• [WHAT NEEDS TO BE DONE]:
From the records, pick out and copy each line containing "базовой".
----
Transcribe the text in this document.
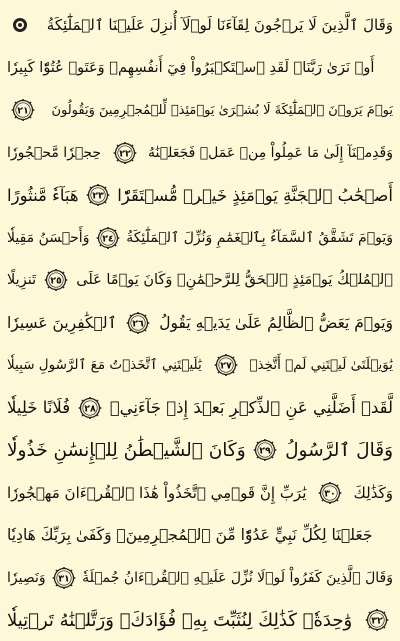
وَقَالَ ٱلَّذِينَ لَا يَرۡجُونَ لِقَآءَنَا لَوۡلَآ أُنزِلَ عَلَيۡنَا ٱلۡمَلَٰٓئِكَةُ
أَوۡ نَرَىٰ رَبَّنَاۗ لَقَدِ ٱسۡتَكۡبَرُواْ فِيٓ أَنفُسِهِمۡ وَعَتَوۡ عُتُوّٗا كَبِيرٗا
٢١ يَوۡمَ يَرَوۡنَ ٱلۡمَلَٰٓئِكَةَ لَا بُشۡرَىٰ يَوۡمَئِذٖ لِّلۡمُجۡرِمِينَ وَيَقُولُونَ
حِجۡرٗا مَّحۡجُورٗا ٢٢ وَقَدِمۡنَآ إِلَىٰ مَا عَمِلُواْ مِنۡ عَمَلٖ فَجَعَلۡنَٰهُ
هَبَآءٗ مَّنثُورًا ٢٣ أَصۡحَٰبُ ٱلۡجَنَّةِ يَوۡمَئِذٍ خَيۡرٞ مُّسۡتَقَرّٗا
وَأَحۡسَنُ مَقِيلٗا ٢٤ وَيَوۡمَ تَشَقَّقُ ٱلسَّمَآءُ بِٱلۡغَمَٰمِ وَنُزِّلَ ٱلۡمَلَٰٓئِكَةُ
تَنزِيلًا ٢٥ ٱلۡمُلۡكُ يَوۡمَئِذٍ ٱلۡحَقُّ لِلرَّحۡمَٰنِۚ وَكَانَ يَوۡمًا عَلَى
ٱلۡكَٰفِرِينَ عَسِيرٗا ٢٦ وَيَوۡمَ يَعَضُّ ٱلظَّالِمُ عَلَىٰ يَدَيۡهِ يَقُولُ
يَٰلَيۡتَنِي ٱتَّخَذۡتُ مَعَ ٱلرَّسُولِ سَبِيلٗا ٢٧ يَٰوَيۡلَتَىٰ لَيۡتَنِي لَمۡ أَتَّخِذۡ
فُلَانًا خَلِيلٗا ٢٨ لَّقَدۡ أَضَلَّنِي عَنِ ٱلذِّكۡرِ بَعۡدَ إِذۡ جَآءَنِيۗ
وَكَانَ ٱلشَّيۡطَٰنُ لِلۡإِنسَٰنِ خَذُولٗا ٢٩ وَقَالَ ٱلرَّسُولُ
يَٰرَبِّ إِنَّ قَوۡمِي ٱتَّخَذُواْ هَٰذَا ٱلۡقُرۡءَانَ مَهۡجُورٗا ٣٠ وَكَذَٰلِكَ
جَعَلۡنَا لِكُلِّ نَبِيٍّ عَدُوّٗا مِّنَ ٱلۡمُجۡرِمِينَۗ وَكَفَىٰ بِرَبِّكَ هَادِيٗا
وَنَصِيرٗا ٣١ وَقَالَ ٱلَّذِينَ كَفَرُواْ لَوۡلَا نُزِّلَ عَلَيۡهِ ٱلۡقُرۡءَانُ جُمۡلَةٗ
وَٰحِدَةٗۚ كَذَٰلِكَ لِنُثَبِّتَ بِهِۦ فُؤَادَكَۖ وَرَتَّلۡنَٰهُ تَرۡتِيلٗا ٣٢
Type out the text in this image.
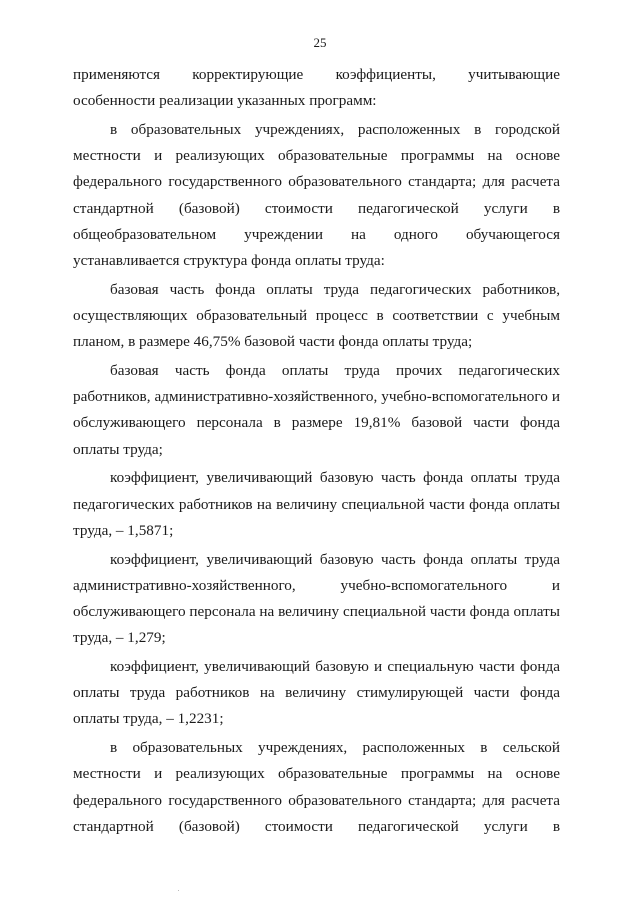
25

применяются корректирующие коэффициенты, учитывающие особенности реализации указанных программ:

в образовательных учреждениях, расположенных в городской местности и реализующих образовательные программы на основе федерального государственного образовательного стандарта; для расчета стандартной (базовой) стоимости педагогической услуги в общеобразовательном учреждении на одного обучающегося устанавливается структура фонда оплаты труда:

базовая часть фонда оплаты труда педагогических работников, осуществляющих образовательный процесс в соответствии с учебным планом, в размере 46,75% базовой части фонда оплаты труда;

базовая часть фонда оплаты труда прочих педагогических работников, административно-хозяйственного, учебно-вспомогательного и обслуживающего персонала в размере 19,81% базовой части фонда оплаты труда;

коэффициент, увеличивающий базовую часть фонда оплаты труда педагогических работников на величину специальной части фонда оплаты труда, – 1,5871;

коэффициент, увеличивающий базовую часть фонда оплаты труда административно-хозяйственного, учебно-вспомогательного и обслуживающего персонала на величину специальной части фонда оплаты труда, – 1,279;

коэффициент, увеличивающий базовую и специальную части фонда оплаты труда работников на величину стимулирующей части фонда оплаты труда, – 1,2231;

в образовательных учреждениях, расположенных в сельской местности и реализующих образовательные программы на основе федерального государственного образовательного стандарта; для расчета стандартной (базовой) стоимости педагогической услуги в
----
• [EXERCISE RESULT]:
в образовательных учреждениях, расположенных в городской местности и реализующих образовательные программы на основе федерального государственного образовательного стандарта; для расчета стандартной (базовой) стоимости педагогической услуги в общеобразовательном учреждении на одного обучающегося устанавливается структура фонда оплаты труда:
базовая часть фонда оплаты труда педагогических работников, осуществляющих образовательный процесс в соответствии с учебным планом, в размере 46,75% базовой части фонда оплаты труда;
базовая часть фонда оплаты труда прочих педагогических работников, административно-хозяйственного, учебно-вспомогательного и обслуживающего персонала в размере 19,81% базовой части фонда оплаты труда;
в образовательных учреждениях, расположенных в сельской местности и реализующих образовательные программы на основе федерального государственного образовательного стандарта; для расчета стандартной (базовой) стоимости педагогической услуги в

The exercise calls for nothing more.